= Description of the task =
Pull out every line containing the string "this".

= Entries provided =
■ ■ ■ ■

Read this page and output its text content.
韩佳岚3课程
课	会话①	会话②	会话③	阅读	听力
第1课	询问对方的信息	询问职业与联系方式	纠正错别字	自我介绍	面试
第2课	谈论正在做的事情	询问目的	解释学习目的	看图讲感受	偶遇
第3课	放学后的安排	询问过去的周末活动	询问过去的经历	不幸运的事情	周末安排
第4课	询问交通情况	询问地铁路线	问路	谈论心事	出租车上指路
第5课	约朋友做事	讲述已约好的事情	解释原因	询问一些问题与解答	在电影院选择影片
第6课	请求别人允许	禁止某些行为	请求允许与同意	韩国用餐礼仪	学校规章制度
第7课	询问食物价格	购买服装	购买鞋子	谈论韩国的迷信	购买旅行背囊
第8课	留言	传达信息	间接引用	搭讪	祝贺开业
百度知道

■ ■ ■ ■

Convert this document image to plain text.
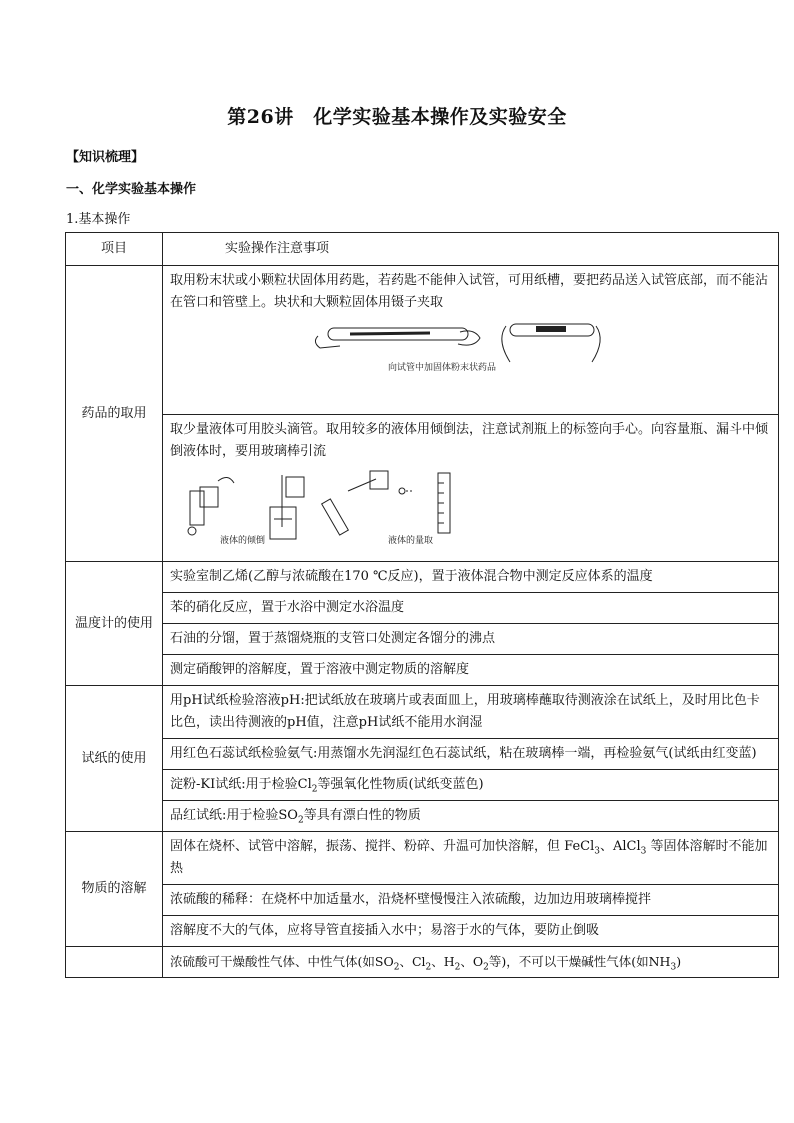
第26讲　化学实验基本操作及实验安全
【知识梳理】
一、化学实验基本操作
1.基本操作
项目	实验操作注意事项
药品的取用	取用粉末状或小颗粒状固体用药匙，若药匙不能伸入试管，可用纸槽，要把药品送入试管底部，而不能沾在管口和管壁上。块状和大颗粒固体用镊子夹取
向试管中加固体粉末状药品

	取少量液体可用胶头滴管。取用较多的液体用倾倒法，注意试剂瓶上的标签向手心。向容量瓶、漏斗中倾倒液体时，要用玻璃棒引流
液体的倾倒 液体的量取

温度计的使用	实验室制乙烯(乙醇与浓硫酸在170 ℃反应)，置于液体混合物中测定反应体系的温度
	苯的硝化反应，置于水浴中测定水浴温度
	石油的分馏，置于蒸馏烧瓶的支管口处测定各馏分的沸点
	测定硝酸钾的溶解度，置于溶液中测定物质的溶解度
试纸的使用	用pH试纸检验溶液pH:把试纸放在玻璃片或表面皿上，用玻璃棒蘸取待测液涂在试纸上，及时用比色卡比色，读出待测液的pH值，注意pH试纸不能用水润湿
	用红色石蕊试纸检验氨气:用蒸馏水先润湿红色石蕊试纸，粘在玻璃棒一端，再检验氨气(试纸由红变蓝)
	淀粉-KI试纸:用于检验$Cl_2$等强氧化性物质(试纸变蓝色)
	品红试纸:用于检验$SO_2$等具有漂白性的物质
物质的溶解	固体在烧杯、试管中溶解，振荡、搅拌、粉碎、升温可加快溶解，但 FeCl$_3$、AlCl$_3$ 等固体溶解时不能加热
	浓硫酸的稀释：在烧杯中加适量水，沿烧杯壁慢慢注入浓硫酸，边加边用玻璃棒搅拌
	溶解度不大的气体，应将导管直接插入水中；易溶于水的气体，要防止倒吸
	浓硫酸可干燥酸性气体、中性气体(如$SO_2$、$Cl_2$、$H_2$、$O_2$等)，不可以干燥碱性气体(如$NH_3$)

■ ■ ■ ■

= Answer =
Read this page and output its text content.
Convert this document image to plain text.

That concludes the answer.